[Layout annotation data]

-- Begin --

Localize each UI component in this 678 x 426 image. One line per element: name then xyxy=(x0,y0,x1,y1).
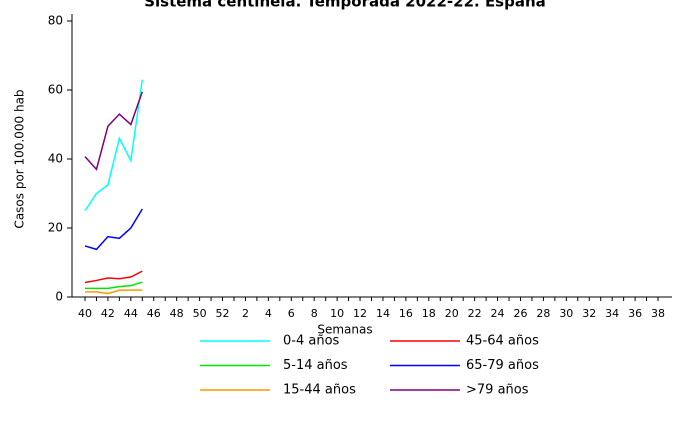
x-tick-label: 46 xyxy=(147,307,161,320)
x-tick-label: 38 xyxy=(651,307,665,320)
legend-label: 65-79 años xyxy=(466,358,539,373)
x-tick-label: 18 xyxy=(422,307,436,320)
series-line xyxy=(85,281,143,290)
x-tick-label: 50 xyxy=(193,307,207,320)
y-axis-label: Casos por 100.000 hab xyxy=(13,89,27,228)
x-tick-label: 26 xyxy=(513,307,527,320)
series-line xyxy=(85,289,143,295)
y-tick-label: 0 xyxy=(55,290,63,304)
x-tick-label: 52 xyxy=(216,307,230,320)
y-tick-label: 40 xyxy=(48,152,63,166)
x-tick-label: 22 xyxy=(468,307,482,320)
legend-label: 0-4 años xyxy=(283,334,340,349)
x-tick-label: 8 xyxy=(311,307,318,320)
x-tick-label: 16 xyxy=(399,307,413,320)
x-tick-label: 34 xyxy=(605,307,619,320)
x-tick-label: 44 xyxy=(124,307,138,320)
x-axis-label: Semanas xyxy=(317,323,372,337)
x-tick-label: 4 xyxy=(265,307,272,320)
series-line xyxy=(84,91,144,171)
chart-title: Sistema centinela. Temporada 2022-22. Es… xyxy=(144,0,546,11)
y-tick-label: 80 xyxy=(48,14,63,28)
legend-label: 5-14 años xyxy=(283,358,348,373)
legend-label: 45-64 años xyxy=(466,334,539,349)
x-tick-label: 10 xyxy=(330,307,344,320)
x-tick-label: 24 xyxy=(491,307,505,320)
x-tick-label: 40 xyxy=(78,307,92,320)
series-line xyxy=(84,79,144,212)
legend-label: 15-44 años xyxy=(283,383,356,398)
x-tick-label: 6 xyxy=(288,307,295,320)
x-tick-label: 20 xyxy=(445,307,459,320)
legend-label: >79 años xyxy=(466,383,529,398)
x-tick-label: 14 xyxy=(376,307,390,320)
series-line xyxy=(84,270,143,284)
x-tick-label: 12 xyxy=(353,307,367,320)
x-tick-label: 48 xyxy=(170,307,184,320)
x-tick-label: 2 xyxy=(242,307,249,320)
x-tick-label: 28 xyxy=(536,307,550,320)
x-tick-label: 42 xyxy=(101,307,115,320)
series-line xyxy=(84,208,143,251)
x-tick-label: 32 xyxy=(582,307,596,320)
x-tick-label: 30 xyxy=(559,307,573,320)
y-tick-label: 20 xyxy=(48,221,63,235)
y-tick-label: 60 xyxy=(48,83,63,97)
x-tick-label: 36 xyxy=(628,307,642,320)
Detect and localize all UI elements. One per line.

-- End --

-- Directions --
Copy out all of the data above line for line, without changing anything, and leave out the picture.

-- Reply --
Localize each UI component in this 678 x 426 image. One line per element: name then xyxy=(x0,y0,x1,y1).
x-tick-label: 46 xyxy=(147,307,161,320)
x-tick-label: 38 xyxy=(651,307,665,320)
legend-label: 65-79 años xyxy=(466,358,539,373)
x-tick-label: 18 xyxy=(422,307,436,320)
series-line xyxy=(85,281,143,290)
x-tick-label: 50 xyxy=(193,307,207,320)
y-axis-label: Casos por 100.000 hab xyxy=(13,89,27,228)
x-tick-label: 26 xyxy=(513,307,527,320)
series-line xyxy=(85,289,143,295)
y-tick-label: 0 xyxy=(55,290,63,304)
x-tick-label: 52 xyxy=(216,307,230,320)
y-tick-label: 40 xyxy=(48,152,63,166)
x-tick-label: 22 xyxy=(468,307,482,320)
legend-label: 0-4 años xyxy=(283,334,340,349)
x-tick-label: 8 xyxy=(311,307,318,320)
x-tick-label: 16 xyxy=(399,307,413,320)
x-tick-label: 34 xyxy=(605,307,619,320)
x-tick-label: 44 xyxy=(124,307,138,320)
x-axis-label: Semanas xyxy=(317,323,372,337)
x-tick-label: 4 xyxy=(265,307,272,320)
series-line xyxy=(84,91,144,171)
chart-title: Sistema centinela. Temporada 2022-22. Es… xyxy=(144,0,546,11)
y-tick-label: 80 xyxy=(48,14,63,28)
legend-label: 5-14 años xyxy=(283,358,348,373)
legend-label: 45-64 años xyxy=(466,334,539,349)
x-tick-label: 10 xyxy=(330,307,344,320)
x-tick-label: 24 xyxy=(491,307,505,320)
x-tick-label: 40 xyxy=(78,307,92,320)
series-line xyxy=(84,79,144,212)
legend-label: 15-44 años xyxy=(283,383,356,398)
x-tick-label: 6 xyxy=(288,307,295,320)
x-tick-label: 20 xyxy=(445,307,459,320)
legend-label: >79 años xyxy=(466,383,529,398)
x-tick-label: 14 xyxy=(376,307,390,320)
series-line xyxy=(84,270,143,284)
x-tick-label: 12 xyxy=(353,307,367,320)
x-tick-label: 48 xyxy=(170,307,184,320)
x-tick-label: 2 xyxy=(242,307,249,320)
x-tick-label: 28 xyxy=(536,307,550,320)
x-tick-label: 42 xyxy=(101,307,115,320)
series-line xyxy=(84,208,143,251)
x-tick-label: 32 xyxy=(582,307,596,320)
x-tick-label: 30 xyxy=(559,307,573,320)
y-tick-label: 20 xyxy=(48,221,63,235)
y-tick-label: 60 xyxy=(48,83,63,97)
x-tick-label: 36 xyxy=(628,307,642,320)
Detect and localize all UI elements. One per line.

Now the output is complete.